> **Given problem**: Write out the listing in full, matching it word for word.

═══ Task data ═══

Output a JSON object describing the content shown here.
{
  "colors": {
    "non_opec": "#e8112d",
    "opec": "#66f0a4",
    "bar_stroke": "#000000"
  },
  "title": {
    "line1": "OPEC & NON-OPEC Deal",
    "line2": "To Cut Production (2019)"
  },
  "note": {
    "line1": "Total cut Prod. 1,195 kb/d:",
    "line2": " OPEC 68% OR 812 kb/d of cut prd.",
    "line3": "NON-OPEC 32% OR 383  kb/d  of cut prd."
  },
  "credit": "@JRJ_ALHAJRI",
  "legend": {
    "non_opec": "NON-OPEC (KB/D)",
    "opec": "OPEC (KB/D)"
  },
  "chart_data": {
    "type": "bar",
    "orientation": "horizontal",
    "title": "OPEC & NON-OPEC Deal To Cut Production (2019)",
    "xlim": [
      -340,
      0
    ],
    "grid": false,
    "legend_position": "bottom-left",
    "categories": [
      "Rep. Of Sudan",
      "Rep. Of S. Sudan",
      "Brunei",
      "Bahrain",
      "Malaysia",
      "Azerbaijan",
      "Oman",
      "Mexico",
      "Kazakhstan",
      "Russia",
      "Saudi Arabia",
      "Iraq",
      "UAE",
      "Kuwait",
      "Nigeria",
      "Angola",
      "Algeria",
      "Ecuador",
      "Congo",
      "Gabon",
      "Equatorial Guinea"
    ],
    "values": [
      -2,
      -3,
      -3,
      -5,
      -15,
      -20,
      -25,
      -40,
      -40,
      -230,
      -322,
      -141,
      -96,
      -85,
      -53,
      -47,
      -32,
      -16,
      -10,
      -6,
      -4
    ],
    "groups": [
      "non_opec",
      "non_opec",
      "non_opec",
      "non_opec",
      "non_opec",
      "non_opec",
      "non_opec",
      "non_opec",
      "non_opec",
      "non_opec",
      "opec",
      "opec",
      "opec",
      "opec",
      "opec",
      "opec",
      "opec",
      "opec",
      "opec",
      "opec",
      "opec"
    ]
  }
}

═══

> **Output below**:
Output a JSON object describing the content shown here.
{
  "colors": {
    "non_opec": "#e8112d",
    "opec": "#66f0a4",
    "bar_stroke": "#000000"
  },
  "title": {
    "line1": "OPEC & NON-OPEC Deal",
    "line2": "To Cut Production (2019)"
  },
  "note": {
    "line1": "Total cut Prod. 1,195 kb/d:",
    "line2": " OPEC 68% OR 812 kb/d of cut prd.",
    "line3": "NON-OPEC 32% OR 383  kb/d  of cut prd."
  },
  "credit": "@JRJ_ALHAJRI",
  "legend": {
    "non_opec": "NON-OPEC (KB/D)",
    "opec": "OPEC (KB/D)"
  },
  "chart_data": {
    "type": "bar",
    "orientation": "horizontal",
    "title": "OPEC & NON-OPEC Deal To Cut Production (2019)",
    "xlim": [
      -340,
      0
    ],
    "grid": false,
    "legend_position": "bottom-left",
    "categories": [
      "Rep. Of Sudan",
      "Rep. Of S. Sudan",
      "Brunei",
      "Bahrain",
      "Malaysia",
      "Azerbaijan",
      "Oman",
      "Mexico",
      "Kazakhstan",
      "Russia",
      "Saudi Arabia",
      "Iraq",
      "UAE",
      "Kuwait",
      "Nigeria",
      "Angola",
      "Algeria",
      "Ecuador",
      "Congo",
      "Gabon",
      "Equatorial Guinea"
    ],
    "values": [
      -2,
      -3,
      -3,
      -5,
      -15,
      -20,
      -25,
      -40,
      -40,
      -230,
      -322,
      -141,
      -96,
      -85,
      -53,
      -47,
      -32,
      -16,
      -10,
      -6,
      -4
    ],
    "groups": [
      "non_opec",
      "non_opec",
      "non_opec",
      "non_opec",
      "non_opec",
      "non_opec",
      "non_opec",
      "non_opec",
      "non_opec",
      "non_opec",
      "opec",
      "opec",
      "opec",
      "opec",
      "opec",
      "opec",
      "opec",
      "opec",
      "opec",
      "opec",
      "opec"
    ]
  }
}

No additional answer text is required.